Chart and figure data

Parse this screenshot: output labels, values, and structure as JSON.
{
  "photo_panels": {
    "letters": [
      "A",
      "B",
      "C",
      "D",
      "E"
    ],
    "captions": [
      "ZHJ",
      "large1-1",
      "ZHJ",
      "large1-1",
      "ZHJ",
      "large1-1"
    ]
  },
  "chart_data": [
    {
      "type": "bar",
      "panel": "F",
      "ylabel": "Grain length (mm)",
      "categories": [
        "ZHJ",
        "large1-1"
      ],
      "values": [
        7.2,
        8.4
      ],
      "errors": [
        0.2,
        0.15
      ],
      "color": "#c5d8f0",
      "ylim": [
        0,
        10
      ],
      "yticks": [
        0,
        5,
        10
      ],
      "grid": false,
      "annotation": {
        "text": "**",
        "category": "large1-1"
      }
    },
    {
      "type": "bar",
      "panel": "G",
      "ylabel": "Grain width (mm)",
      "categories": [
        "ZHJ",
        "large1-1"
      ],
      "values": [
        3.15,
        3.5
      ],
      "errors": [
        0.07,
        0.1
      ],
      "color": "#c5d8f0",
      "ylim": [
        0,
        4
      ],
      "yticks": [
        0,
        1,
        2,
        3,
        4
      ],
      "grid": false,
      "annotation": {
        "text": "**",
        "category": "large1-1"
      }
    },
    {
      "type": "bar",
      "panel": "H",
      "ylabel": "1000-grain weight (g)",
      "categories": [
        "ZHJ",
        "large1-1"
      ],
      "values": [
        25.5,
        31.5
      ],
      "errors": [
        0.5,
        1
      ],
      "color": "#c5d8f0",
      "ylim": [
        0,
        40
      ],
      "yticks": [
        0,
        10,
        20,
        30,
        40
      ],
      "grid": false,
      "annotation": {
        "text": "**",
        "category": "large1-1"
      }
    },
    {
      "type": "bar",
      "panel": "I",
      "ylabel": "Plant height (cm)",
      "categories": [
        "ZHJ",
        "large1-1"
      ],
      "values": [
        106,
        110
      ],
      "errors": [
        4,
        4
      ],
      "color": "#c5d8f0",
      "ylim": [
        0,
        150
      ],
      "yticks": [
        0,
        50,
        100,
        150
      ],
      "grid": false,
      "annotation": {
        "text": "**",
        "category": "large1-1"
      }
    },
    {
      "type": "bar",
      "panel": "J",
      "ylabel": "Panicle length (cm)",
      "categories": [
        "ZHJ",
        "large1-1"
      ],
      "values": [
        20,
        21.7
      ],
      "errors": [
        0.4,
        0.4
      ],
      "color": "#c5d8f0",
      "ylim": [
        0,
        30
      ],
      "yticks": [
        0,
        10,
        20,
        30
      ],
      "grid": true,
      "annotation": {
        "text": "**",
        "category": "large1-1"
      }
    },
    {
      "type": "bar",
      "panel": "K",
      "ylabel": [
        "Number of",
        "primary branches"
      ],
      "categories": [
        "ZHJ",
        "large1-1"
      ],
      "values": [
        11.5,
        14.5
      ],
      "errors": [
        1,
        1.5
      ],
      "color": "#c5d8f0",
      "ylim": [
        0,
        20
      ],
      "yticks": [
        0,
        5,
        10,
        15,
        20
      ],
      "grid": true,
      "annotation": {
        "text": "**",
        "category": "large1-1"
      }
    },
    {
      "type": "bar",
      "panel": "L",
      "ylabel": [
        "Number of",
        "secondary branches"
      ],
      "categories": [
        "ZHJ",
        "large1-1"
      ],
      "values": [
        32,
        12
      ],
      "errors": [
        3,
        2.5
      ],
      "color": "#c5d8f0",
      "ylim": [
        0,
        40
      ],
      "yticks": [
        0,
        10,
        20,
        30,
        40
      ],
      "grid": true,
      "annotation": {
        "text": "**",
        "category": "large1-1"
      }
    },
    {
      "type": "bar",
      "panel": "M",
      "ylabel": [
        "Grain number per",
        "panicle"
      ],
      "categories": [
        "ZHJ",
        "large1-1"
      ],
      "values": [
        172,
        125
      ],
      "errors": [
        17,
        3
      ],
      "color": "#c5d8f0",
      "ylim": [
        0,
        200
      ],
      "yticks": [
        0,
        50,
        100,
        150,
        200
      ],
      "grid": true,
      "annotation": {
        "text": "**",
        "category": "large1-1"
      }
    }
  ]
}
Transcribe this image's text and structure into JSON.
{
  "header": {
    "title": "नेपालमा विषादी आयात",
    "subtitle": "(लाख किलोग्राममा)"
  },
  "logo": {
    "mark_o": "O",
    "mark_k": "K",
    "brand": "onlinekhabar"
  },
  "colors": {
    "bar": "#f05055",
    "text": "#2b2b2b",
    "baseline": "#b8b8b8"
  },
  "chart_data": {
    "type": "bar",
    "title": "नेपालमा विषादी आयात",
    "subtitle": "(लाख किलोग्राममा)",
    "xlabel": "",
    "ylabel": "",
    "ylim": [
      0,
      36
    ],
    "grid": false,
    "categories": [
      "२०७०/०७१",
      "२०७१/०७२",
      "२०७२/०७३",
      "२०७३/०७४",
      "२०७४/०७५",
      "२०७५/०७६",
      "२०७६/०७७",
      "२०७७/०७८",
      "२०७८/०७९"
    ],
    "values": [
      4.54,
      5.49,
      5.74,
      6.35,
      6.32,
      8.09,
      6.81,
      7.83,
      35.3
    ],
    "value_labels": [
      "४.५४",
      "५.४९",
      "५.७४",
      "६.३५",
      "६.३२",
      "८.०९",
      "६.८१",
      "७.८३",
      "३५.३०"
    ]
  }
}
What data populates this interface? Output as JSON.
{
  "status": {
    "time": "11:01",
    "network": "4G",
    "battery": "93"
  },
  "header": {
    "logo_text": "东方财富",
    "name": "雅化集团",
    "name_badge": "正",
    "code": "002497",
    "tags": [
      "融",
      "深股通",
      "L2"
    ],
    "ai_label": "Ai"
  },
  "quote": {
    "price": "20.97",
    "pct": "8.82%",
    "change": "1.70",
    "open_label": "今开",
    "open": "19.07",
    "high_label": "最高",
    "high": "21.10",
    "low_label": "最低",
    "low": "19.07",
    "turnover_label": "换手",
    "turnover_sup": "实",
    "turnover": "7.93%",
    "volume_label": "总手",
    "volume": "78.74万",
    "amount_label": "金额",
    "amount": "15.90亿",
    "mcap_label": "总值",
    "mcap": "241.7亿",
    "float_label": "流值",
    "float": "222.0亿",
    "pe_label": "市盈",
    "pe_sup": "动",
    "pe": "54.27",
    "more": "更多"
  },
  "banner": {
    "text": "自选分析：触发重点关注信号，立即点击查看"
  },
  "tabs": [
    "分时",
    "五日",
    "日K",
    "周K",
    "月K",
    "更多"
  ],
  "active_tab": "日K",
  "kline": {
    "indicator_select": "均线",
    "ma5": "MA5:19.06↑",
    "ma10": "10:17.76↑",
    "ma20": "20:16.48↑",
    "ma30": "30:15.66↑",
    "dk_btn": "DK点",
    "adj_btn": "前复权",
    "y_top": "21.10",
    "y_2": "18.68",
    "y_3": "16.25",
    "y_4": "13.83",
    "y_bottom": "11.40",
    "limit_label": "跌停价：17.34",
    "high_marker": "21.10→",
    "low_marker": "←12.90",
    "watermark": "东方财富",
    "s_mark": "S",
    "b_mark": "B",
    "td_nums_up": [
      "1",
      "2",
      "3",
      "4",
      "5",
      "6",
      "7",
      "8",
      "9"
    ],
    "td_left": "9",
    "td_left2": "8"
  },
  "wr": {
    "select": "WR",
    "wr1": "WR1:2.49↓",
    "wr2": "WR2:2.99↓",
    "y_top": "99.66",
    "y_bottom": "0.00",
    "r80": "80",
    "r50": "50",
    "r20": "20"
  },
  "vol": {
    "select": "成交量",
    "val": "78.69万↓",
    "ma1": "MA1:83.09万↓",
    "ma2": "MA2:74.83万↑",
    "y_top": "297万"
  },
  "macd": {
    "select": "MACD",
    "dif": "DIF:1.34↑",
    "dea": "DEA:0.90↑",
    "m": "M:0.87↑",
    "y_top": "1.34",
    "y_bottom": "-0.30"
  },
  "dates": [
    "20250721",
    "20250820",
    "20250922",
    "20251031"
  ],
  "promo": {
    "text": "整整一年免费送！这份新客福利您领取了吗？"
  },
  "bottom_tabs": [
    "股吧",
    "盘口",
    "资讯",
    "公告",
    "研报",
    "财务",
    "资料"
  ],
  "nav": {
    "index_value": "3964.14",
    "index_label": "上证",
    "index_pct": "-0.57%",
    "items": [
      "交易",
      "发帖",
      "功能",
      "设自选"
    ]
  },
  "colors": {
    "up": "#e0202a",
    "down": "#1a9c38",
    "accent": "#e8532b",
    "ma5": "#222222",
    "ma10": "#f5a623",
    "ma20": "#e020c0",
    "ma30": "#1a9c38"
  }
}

Brief |
Report how many lines in the listing above include the word "this". Give nothing but the number.

Output below |
3